▸ **DATA IN THIS EXERCISE**
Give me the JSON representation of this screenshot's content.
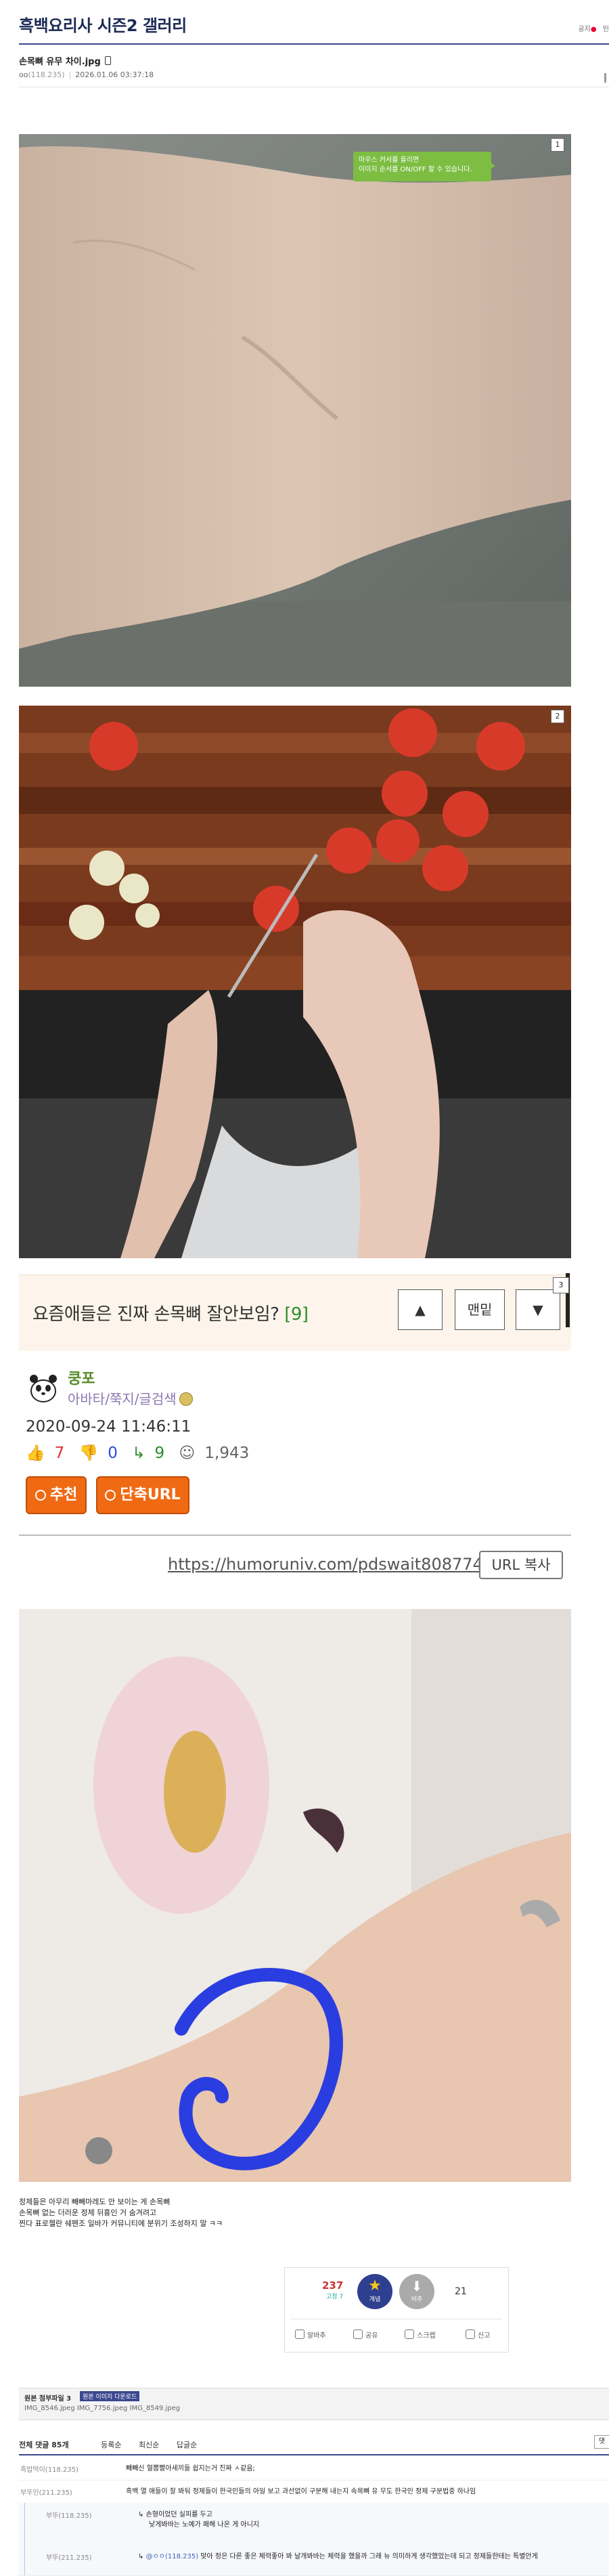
{
  "gallery": {
    "title": "흑백요리사 시즌2 갤러리",
    "links": [
      "공지",
      "인"
    ]
  },
  "post": {
    "title": "손목뼈 유무 차이.jpg",
    "author_icon": "oo",
    "ip": "(118.235)",
    "datetime": "2026.01.06 03:37:18"
  },
  "images": {
    "img1_num": "1",
    "img2_num": "2",
    "tip_line1": "마우스 커서를 올리면",
    "tip_line2": "이미지 순서를 ON/OFF 할 수 있습니다."
  },
  "humoruniv": {
    "title": "요즘애들은 진짜 손목뼈 잘안보임?",
    "count": "[9]",
    "btn_up": "▲",
    "btn_top": "맨밑",
    "btn_down": "▼",
    "side_num": "3",
    "author": "쿵포",
    "author_sub": "아바타/쭉지/글검색",
    "date": "2020-09-24 11:46:11",
    "likes": "7",
    "dislikes": "0",
    "replies": "9",
    "views": "1,943",
    "recommend_label": "추천",
    "short_url_label": "단축URL",
    "url": "https://humoruniv.com/pdswait8087740",
    "url_copy_label": "URL 복사"
  },
  "body": {
    "line1": "정제들은 아무리 빼빼마레도 안 보이는 게 손목뼈",
    "line2": "손목뼈 없는 더러운 정제 뒤흉인 거 숨겨려고",
    "line3": "찐다 표로젤란 쉐펜조 일바가 커뮤니티에 분위기 조성하지 말 ㅋㅋ"
  },
  "vote": {
    "up_count": "237",
    "up_sub": "고정 7",
    "star_label": "개념",
    "down_label": "비추",
    "down_count": "21",
    "actions": [
      "알바추",
      "공유",
      "스크랩",
      "신고"
    ]
  },
  "attachments": {
    "label": "원본 첨부파일 3",
    "badge": "원본 이미지 다운로드",
    "files": "IMG_8546.jpeg  IMG_7756.jpeg  IMG_8549.jpeg"
  },
  "comments": {
    "tabs": [
      "전체 댓글 85개",
      "등록순",
      "최신순",
      "답글순"
    ],
    "side": "댓",
    "rows": [
      {
        "nick": "흑밥먹이(118.235)",
        "text": "빼빼신 혈뽑빨아세끼들 쉽지는거 진짜 ㅅ같음;"
      },
      {
        "nick": "부뚜인(211.235)",
        "text": "흑백 열 애들이 잘 봐둬 정제들이 한국인들의 아일 보고 과선없이 구분해 내는지 속목뼈 유 무도 한국인 정제 구분법중 하나임"
      },
      {
        "nick": "부뚜(118.235)",
        "text": "손형이었던 실피를 두고",
        "text2": "낮게봐바는 노예가 패해 나온 게 아니지"
      },
      {
        "nick": "부뚜(211.235)",
        "reply": "@ㅇㅇ(118.235)",
        "text": "맞아 정은 다른 좋은 체력좋아 봐 날개봐바는 체력을 했을까 그래 뉴 의미하게 생각했었는데 되고 정제들한테는 특별안게"
      }
    ]
  }
}
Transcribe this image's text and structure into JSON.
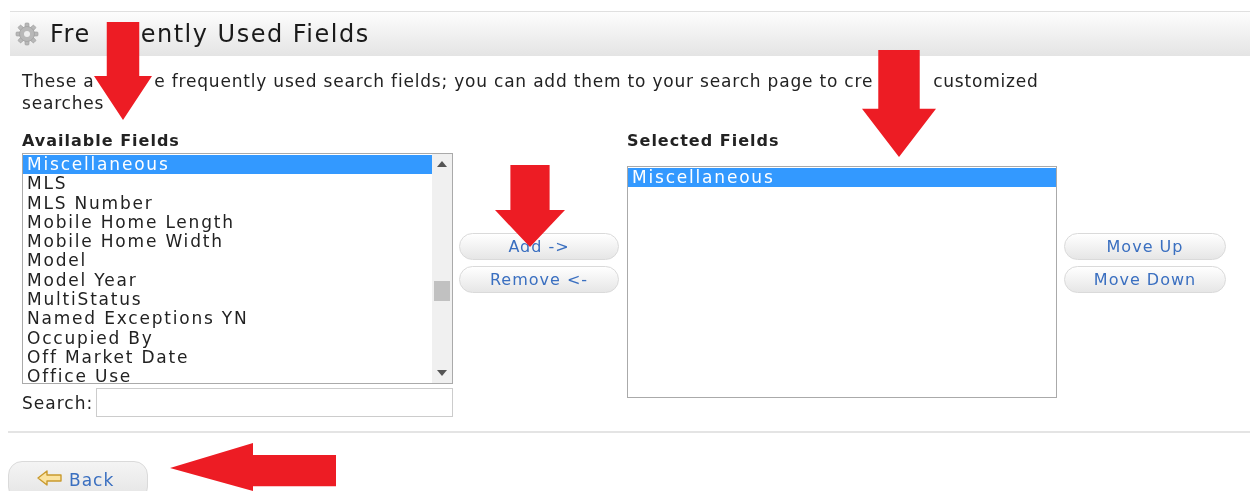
{
  "header": {
    "title_parts": [
      "Fre",
      "ently Used Fields"
    ]
  },
  "description": {
    "lines": [
      [
        "These a",
        "e frequently used search fields; you can add them to your search page to cre",
        "customized"
      ],
      [
        "searches"
      ]
    ]
  },
  "available": {
    "label": "Available Fields",
    "items": [
      {
        "label": "Miscellaneous",
        "selected": true
      },
      {
        "label": "MLS",
        "selected": false
      },
      {
        "label": "MLS Number",
        "selected": false
      },
      {
        "label": "Mobile Home Length",
        "selected": false
      },
      {
        "label": "Mobile Home Width",
        "selected": false
      },
      {
        "label": "Model",
        "selected": false
      },
      {
        "label": "Model Year",
        "selected": false
      },
      {
        "label": "MultiStatus",
        "selected": false
      },
      {
        "label": "Named Exceptions YN",
        "selected": false
      },
      {
        "label": "Occupied By",
        "selected": false
      },
      {
        "label": "Off Market Date",
        "selected": false
      },
      {
        "label": "Office Use",
        "selected": false
      }
    ],
    "search_label": "Search:"
  },
  "transfer_buttons": [
    "Add ->",
    "Remove <-"
  ],
  "selected": {
    "label": "Selected Fields",
    "items": [
      {
        "label": "Miscellaneous",
        "selected": true
      }
    ]
  },
  "order_buttons": [
    "Move Up",
    "Move Down"
  ],
  "back_button": "Back",
  "annotations": [
    {
      "kind": "down-arrow"
    },
    {
      "kind": "down-arrow"
    },
    {
      "kind": "down-arrow"
    },
    {
      "kind": "left-arrow"
    }
  ]
}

▸ **WHAT IS BEING ASKED**
Return all of the entries word for word, but omit the pictures.

▸ **THE OUTPUT**
Give me the JSON representation of this screenshot's content.
{
  "gallery": {
    "title": "흑백요리사 시즌2 갤러리",
    "links": [
      "공지",
      "인"
    ]
  },
  "post": {
    "title": "손목뼈 유무 차이.jpg",
    "author_icon": "oo",
    "ip": "(118.235)",
    "datetime": "2026.01.06 03:37:18"
  },
  "images": {
    "img1_num": "1",
    "img2_num": "2",
    "tip_line1": "마우스 커서를 올리면",
    "tip_line2": "이미지 순서를 ON/OFF 할 수 있습니다."
  },
  "humoruniv": {
    "title": "요즘애들은 진짜 손목뼈 잘안보임?",
    "count": "[9]",
    "btn_up": "▲",
    "btn_top": "맨밑",
    "btn_down": "▼",
    "side_num": "3",
    "author": "쿵포",
    "author_sub": "아바타/쭉지/글검색",
    "date": "2020-09-24 11:46:11",
    "likes": "7",
    "dislikes": "0",
    "replies": "9",
    "views": "1,943",
    "recommend_label": "추천",
    "short_url_label": "단축URL",
    "url": "https://humoruniv.com/pdswait8087740",
    "url_copy_label": "URL 복사"
  },
  "body": {
    "line1": "정제들은 아무리 빼빼마레도 안 보이는 게 손목뼈",
    "line2": "손목뼈 없는 더러운 정제 뒤흉인 거 숨겨려고",
    "line3": "찐다 표로젤란 쉐펜조 일바가 커뮤니티에 분위기 조성하지 말 ㅋㅋ"
  },
  "vote": {
    "up_count": "237",
    "up_sub": "고정 7",
    "star_label": "개념",
    "down_label": "비추",
    "down_count": "21",
    "actions": [
      "알바추",
      "공유",
      "스크랩",
      "신고"
    ]
  },
  "attachments": {
    "label": "원본 첨부파일 3",
    "badge": "원본 이미지 다운로드",
    "files": "IMG_8546.jpeg  IMG_7756.jpeg  IMG_8549.jpeg"
  },
  "comments": {
    "tabs": [
      "전체 댓글 85개",
      "등록순",
      "최신순",
      "답글순"
    ],
    "side": "댓",
    "rows": [
      {
        "nick": "흑밥먹이(118.235)",
        "text": "빼빼신 혈뽑빨아세끼들 쉽지는거 진짜 ㅅ같음;"
      },
      {
        "nick": "부뚜인(211.235)",
        "text": "흑백 열 애들이 잘 봐둬 정제들이 한국인들의 아일 보고 과선없이 구분해 내는지 속목뼈 유 무도 한국인 정제 구분법중 하나임"
      },
      {
        "nick": "부뚜(118.235)",
        "text": "손형이었던 실피를 두고",
        "text2": "낮게봐바는 노예가 패해 나온 게 아니지"
      },
      {
        "nick": "부뚜(211.235)",
        "reply": "@ㅇㅇ(118.235)",
        "text": "맞아 정은 다른 좋은 체력좋아 봐 날개봐바는 체력을 했을까 그래 뉴 의미하게 생각했었는데 되고 정제들한테는 특별안게"
      }
    ]
  }
}
Transcribe this image's text and structure into JSON.
{
  "header": {
    "title_parts": [
      "Fre",
      "ently Used Fields"
    ]
  },
  "description": {
    "lines": [
      [
        "These a",
        "e frequently used search fields; you can add them to your search page to cre",
        "customized"
      ],
      [
        "searches"
      ]
    ]
  },
  "available": {
    "label": "Available Fields",
    "items": [
      {
        "label": "Miscellaneous",
        "selected": true
      },
      {
        "label": "MLS",
        "selected": false
      },
      {
        "label": "MLS Number",
        "selected": false
      },
      {
        "label": "Mobile Home Length",
        "selected": false
      },
      {
        "label": "Mobile Home Width",
        "selected": false
      },
      {
        "label": "Model",
        "selected": false
      },
      {
        "label": "Model Year",
        "selected": false
      },
      {
        "label": "MultiStatus",
        "selected": false
      },
      {
        "label": "Named Exceptions YN",
        "selected": false
      },
      {
        "label": "Occupied By",
        "selected": false
      },
      {
        "label": "Off Market Date",
        "selected": false
      },
      {
        "label": "Office Use",
        "selected": false
      }
    ],
    "search_label": "Search:"
  },
  "transfer_buttons": [
    "Add ->",
    "Remove <-"
  ],
  "selected": {
    "label": "Selected Fields",
    "items": [
      {
        "label": "Miscellaneous",
        "selected": true
      }
    ]
  },
  "order_buttons": [
    "Move Up",
    "Move Down"
  ],
  "back_button": "Back",
  "annotations": [
    {
      "kind": "down-arrow"
    },
    {
      "kind": "down-arrow"
    },
    {
      "kind": "down-arrow"
    },
    {
      "kind": "left-arrow"
    }
  ]
}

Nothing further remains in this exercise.